(Direction) Copy the material below line for line, keeping every word, number, and mark unchanged.

>> start

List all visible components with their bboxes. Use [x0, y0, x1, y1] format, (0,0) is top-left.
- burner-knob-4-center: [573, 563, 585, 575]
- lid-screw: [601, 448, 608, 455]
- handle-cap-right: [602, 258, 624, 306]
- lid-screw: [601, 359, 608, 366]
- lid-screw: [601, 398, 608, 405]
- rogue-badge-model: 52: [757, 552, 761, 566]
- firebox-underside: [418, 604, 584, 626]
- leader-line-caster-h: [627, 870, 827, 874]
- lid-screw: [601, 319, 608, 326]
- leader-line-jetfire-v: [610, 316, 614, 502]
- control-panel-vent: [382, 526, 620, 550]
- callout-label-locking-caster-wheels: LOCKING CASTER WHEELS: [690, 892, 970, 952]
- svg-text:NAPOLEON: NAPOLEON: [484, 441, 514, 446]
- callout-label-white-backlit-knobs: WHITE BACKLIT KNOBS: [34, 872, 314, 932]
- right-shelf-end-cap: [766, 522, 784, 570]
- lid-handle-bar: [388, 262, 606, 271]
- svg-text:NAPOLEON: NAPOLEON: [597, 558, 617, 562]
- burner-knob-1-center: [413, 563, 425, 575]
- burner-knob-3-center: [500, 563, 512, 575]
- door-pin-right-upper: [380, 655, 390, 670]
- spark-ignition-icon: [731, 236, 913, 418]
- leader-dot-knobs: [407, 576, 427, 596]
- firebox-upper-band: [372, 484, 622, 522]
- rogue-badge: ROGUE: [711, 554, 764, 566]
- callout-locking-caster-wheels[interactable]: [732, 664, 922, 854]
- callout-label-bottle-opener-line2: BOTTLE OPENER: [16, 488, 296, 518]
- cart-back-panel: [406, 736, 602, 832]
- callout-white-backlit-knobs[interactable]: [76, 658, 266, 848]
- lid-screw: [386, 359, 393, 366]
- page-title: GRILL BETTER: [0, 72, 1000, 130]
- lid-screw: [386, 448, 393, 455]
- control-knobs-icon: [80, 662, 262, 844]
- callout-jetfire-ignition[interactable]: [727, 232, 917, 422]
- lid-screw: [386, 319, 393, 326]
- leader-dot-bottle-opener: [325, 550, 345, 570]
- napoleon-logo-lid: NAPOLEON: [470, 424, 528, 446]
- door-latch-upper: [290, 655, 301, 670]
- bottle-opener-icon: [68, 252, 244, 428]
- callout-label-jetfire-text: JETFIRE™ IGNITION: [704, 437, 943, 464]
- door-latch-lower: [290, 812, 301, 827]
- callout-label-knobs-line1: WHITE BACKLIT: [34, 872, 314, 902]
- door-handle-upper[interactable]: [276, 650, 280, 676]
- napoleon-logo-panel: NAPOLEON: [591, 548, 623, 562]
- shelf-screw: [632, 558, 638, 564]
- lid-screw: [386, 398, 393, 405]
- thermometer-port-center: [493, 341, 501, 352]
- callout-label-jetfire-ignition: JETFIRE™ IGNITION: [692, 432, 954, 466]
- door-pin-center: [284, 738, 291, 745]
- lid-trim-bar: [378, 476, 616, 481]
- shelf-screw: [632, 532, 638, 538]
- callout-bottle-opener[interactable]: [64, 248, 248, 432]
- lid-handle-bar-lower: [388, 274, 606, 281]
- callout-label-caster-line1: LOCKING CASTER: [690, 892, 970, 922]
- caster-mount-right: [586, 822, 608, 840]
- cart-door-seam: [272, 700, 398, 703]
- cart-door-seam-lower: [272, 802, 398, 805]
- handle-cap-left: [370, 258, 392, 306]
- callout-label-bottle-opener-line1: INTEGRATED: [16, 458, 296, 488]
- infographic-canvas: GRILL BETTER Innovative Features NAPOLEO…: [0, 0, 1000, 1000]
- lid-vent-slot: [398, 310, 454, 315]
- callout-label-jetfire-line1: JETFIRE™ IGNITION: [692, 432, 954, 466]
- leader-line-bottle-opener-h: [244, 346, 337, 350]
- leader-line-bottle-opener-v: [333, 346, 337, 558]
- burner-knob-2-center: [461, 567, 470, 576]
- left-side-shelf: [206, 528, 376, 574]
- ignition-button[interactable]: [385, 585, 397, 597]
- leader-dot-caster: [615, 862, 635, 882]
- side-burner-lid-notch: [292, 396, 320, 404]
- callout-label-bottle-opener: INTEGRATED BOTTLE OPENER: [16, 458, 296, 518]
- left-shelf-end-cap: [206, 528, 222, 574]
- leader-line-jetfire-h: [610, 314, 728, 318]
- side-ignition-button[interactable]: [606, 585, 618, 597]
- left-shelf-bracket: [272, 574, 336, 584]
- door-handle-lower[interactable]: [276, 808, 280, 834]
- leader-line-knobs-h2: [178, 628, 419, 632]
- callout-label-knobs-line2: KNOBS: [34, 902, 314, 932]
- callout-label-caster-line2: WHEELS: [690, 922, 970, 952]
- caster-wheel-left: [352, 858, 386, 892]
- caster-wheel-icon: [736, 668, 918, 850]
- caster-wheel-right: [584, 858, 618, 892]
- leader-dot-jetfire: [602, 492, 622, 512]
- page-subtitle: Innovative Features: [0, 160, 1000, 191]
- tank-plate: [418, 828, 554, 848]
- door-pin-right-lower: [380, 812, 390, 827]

>> end

(Response)
List all visible components with their bboxes. Use [x0, y0, x1, y1] format, (0,0) is top-left.
- burner-knob-4-center: [573, 563, 585, 575]
- lid-screw: [601, 448, 608, 455]
- handle-cap-right: [602, 258, 624, 306]
- lid-screw: [601, 359, 608, 366]
- lid-screw: [601, 398, 608, 405]
- rogue-badge-model: 52: [757, 552, 761, 566]
- firebox-underside: [418, 604, 584, 626]
- leader-line-caster-h: [627, 870, 827, 874]
- lid-screw: [601, 319, 608, 326]
- leader-line-jetfire-v: [610, 316, 614, 502]
- control-panel-vent: [382, 526, 620, 550]
- callout-label-locking-caster-wheels: LOCKING CASTER WHEELS: [690, 892, 970, 952]
- svg-text:NAPOLEON: NAPOLEON: [484, 441, 514, 446]
- callout-label-white-backlit-knobs: WHITE BACKLIT KNOBS: [34, 872, 314, 932]
- right-shelf-end-cap: [766, 522, 784, 570]
- lid-handle-bar: [388, 262, 606, 271]
- svg-text:NAPOLEON: NAPOLEON: [597, 558, 617, 562]
- burner-knob-1-center: [413, 563, 425, 575]
- burner-knob-3-center: [500, 563, 512, 575]
- door-pin-right-upper: [380, 655, 390, 670]
- spark-ignition-icon: [731, 236, 913, 418]
- leader-dot-knobs: [407, 576, 427, 596]
- firebox-upper-band: [372, 484, 622, 522]
- rogue-badge: ROGUE: [711, 554, 764, 566]
- callout-locking-caster-wheels[interactable]: [732, 664, 922, 854]
- callout-label-bottle-opener-line2: BOTTLE OPENER: [16, 488, 296, 518]
- cart-back-panel: [406, 736, 602, 832]
- callout-white-backlit-knobs[interactable]: [76, 658, 266, 848]
- lid-screw: [386, 359, 393, 366]
- page-title: GRILL BETTER: [0, 72, 1000, 130]
- lid-screw: [386, 448, 393, 455]
- control-knobs-icon: [80, 662, 262, 844]
- callout-jetfire-ignition[interactable]: [727, 232, 917, 422]
- lid-screw: [386, 319, 393, 326]
- leader-dot-bottle-opener: [325, 550, 345, 570]
- napoleon-logo-lid: NAPOLEON: [470, 424, 528, 446]
- door-latch-upper: [290, 655, 301, 670]
- bottle-opener-icon: [68, 252, 244, 428]
- callout-label-jetfire-text: JETFIRE™ IGNITION: [704, 437, 943, 464]
- door-latch-lower: [290, 812, 301, 827]
- callout-label-knobs-line1: WHITE BACKLIT: [34, 872, 314, 902]
- door-handle-upper[interactable]: [276, 650, 280, 676]
- napoleon-logo-panel: NAPOLEON: [591, 548, 623, 562]
- shelf-screw: [632, 558, 638, 564]
- lid-screw: [386, 398, 393, 405]
- thermometer-port-center: [493, 341, 501, 352]
- callout-label-jetfire-ignition: JETFIRE™ IGNITION: [692, 432, 954, 466]
- door-pin-center: [284, 738, 291, 745]
- lid-trim-bar: [378, 476, 616, 481]
- shelf-screw: [632, 532, 638, 538]
- callout-bottle-opener[interactable]: [64, 248, 248, 432]
- lid-handle-bar-lower: [388, 274, 606, 281]
- callout-label-caster-line1: LOCKING CASTER: [690, 892, 970, 922]
- caster-mount-right: [586, 822, 608, 840]
- cart-door-seam: [272, 700, 398, 703]
- cart-door-seam-lower: [272, 802, 398, 805]
- handle-cap-left: [370, 258, 392, 306]
- callout-label-bottle-opener-line1: INTEGRATED: [16, 458, 296, 488]
- infographic-canvas: GRILL BETTER Innovative Features NAPOLEO…: [0, 0, 1000, 1000]
- lid-vent-slot: [398, 310, 454, 315]
- callout-label-jetfire-line1: JETFIRE™ IGNITION: [692, 432, 954, 466]
- leader-line-bottle-opener-h: [244, 346, 337, 350]
- leader-line-bottle-opener-v: [333, 346, 337, 558]
- burner-knob-2-center: [461, 567, 470, 576]
- left-side-shelf: [206, 528, 376, 574]
- ignition-button[interactable]: [385, 585, 397, 597]
- leader-dot-caster: [615, 862, 635, 882]
- side-burner-lid-notch: [292, 396, 320, 404]
- callout-label-bottle-opener: INTEGRATED BOTTLE OPENER: [16, 458, 296, 518]
- left-shelf-end-cap: [206, 528, 222, 574]
- leader-line-jetfire-h: [610, 314, 728, 318]
- side-ignition-button[interactable]: [606, 585, 618, 597]
- left-shelf-bracket: [272, 574, 336, 584]
- door-handle-lower[interactable]: [276, 808, 280, 834]
- leader-line-knobs-h2: [178, 628, 419, 632]
- callout-label-knobs-line2: KNOBS: [34, 902, 314, 932]
- callout-label-caster-line2: WHEELS: [690, 922, 970, 952]
- caster-wheel-left: [352, 858, 386, 892]
- caster-wheel-icon: [736, 668, 918, 850]
- caster-wheel-right: [584, 858, 618, 892]
- leader-dot-jetfire: [602, 492, 622, 512]
- page-subtitle: Innovative Features: [0, 160, 1000, 191]
- tank-plate: [418, 828, 554, 848]
- door-pin-right-lower: [380, 812, 390, 827]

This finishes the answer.